TASK INSTRUCTIONS: Select and copy out every line in the records containing "PLUNGER".

Figure record listings
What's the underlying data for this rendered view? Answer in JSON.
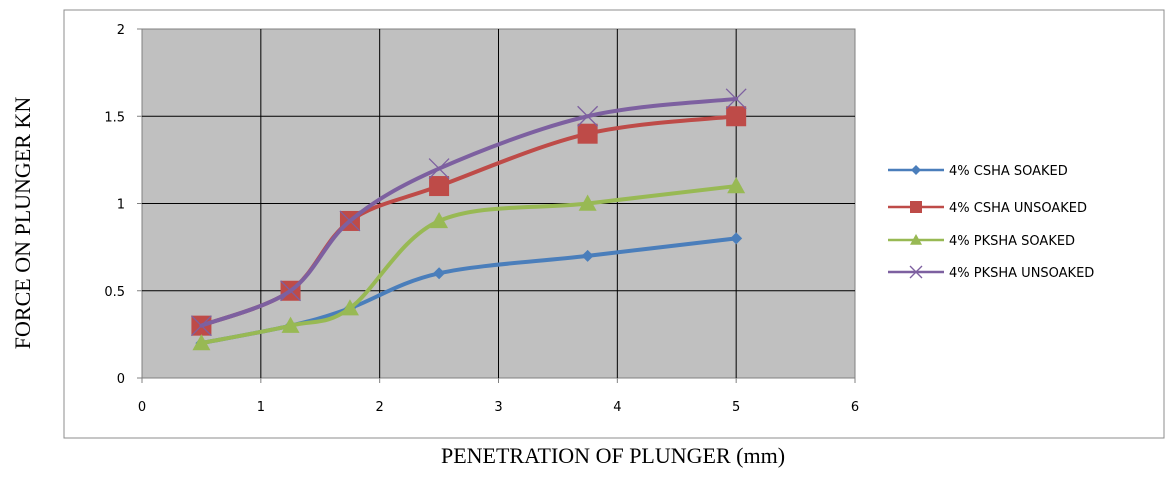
{
  "chart_data": {
    "type": "line",
    "title": "",
    "xlabel": "PENETRATION OF PLUNGER (mm)",
    "ylabel": "FORCE ON PLUNGER KN",
    "xlim": [
      0,
      6
    ],
    "ylim": [
      0,
      2
    ],
    "x_ticks": [
      "0",
      "1",
      "2",
      "3",
      "4",
      "5",
      "6"
    ],
    "y_ticks": [
      "0",
      "0.5",
      "1",
      "1.5",
      "2"
    ],
    "grid": true,
    "legend_position": "right",
    "plot_background": "#c0c0c0",
    "series": [
      {
        "name": "4% CSHA SOAKED",
        "color": "#4a7ebb",
        "marker": "diamond",
        "x": [
          0.5,
          1.25,
          1.75,
          2.5,
          3.75,
          5
        ],
        "y": [
          0.2,
          0.3,
          0.4,
          0.6,
          0.7,
          0.8
        ]
      },
      {
        "name": "4% CSHA UNSOAKED",
        "color": "#be4b48",
        "marker": "square",
        "x": [
          0.5,
          1.25,
          1.75,
          2.5,
          3.75,
          5
        ],
        "y": [
          0.3,
          0.5,
          0.9,
          1.1,
          1.4,
          1.5
        ]
      },
      {
        "name": "4% PKSHA SOAKED",
        "color": "#98b954",
        "marker": "triangle",
        "x": [
          0.5,
          1.25,
          1.75,
          2.5,
          3.75,
          5
        ],
        "y": [
          0.2,
          0.3,
          0.4,
          0.9,
          1.0,
          1.1
        ]
      },
      {
        "name": "4% PKSHA UNSOAKED",
        "color": "#7d60a0",
        "marker": "x",
        "x": [
          0.5,
          1.25,
          1.75,
          2.5,
          3.75,
          5
        ],
        "y": [
          0.3,
          0.5,
          0.9,
          1.2,
          1.5,
          1.6
        ]
      }
    ]
  }
}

TASK OUTPUT:
    "xlabel": "PENETRATION OF PLUNGER (mm)",
    "ylabel": "FORCE ON PLUNGER KN",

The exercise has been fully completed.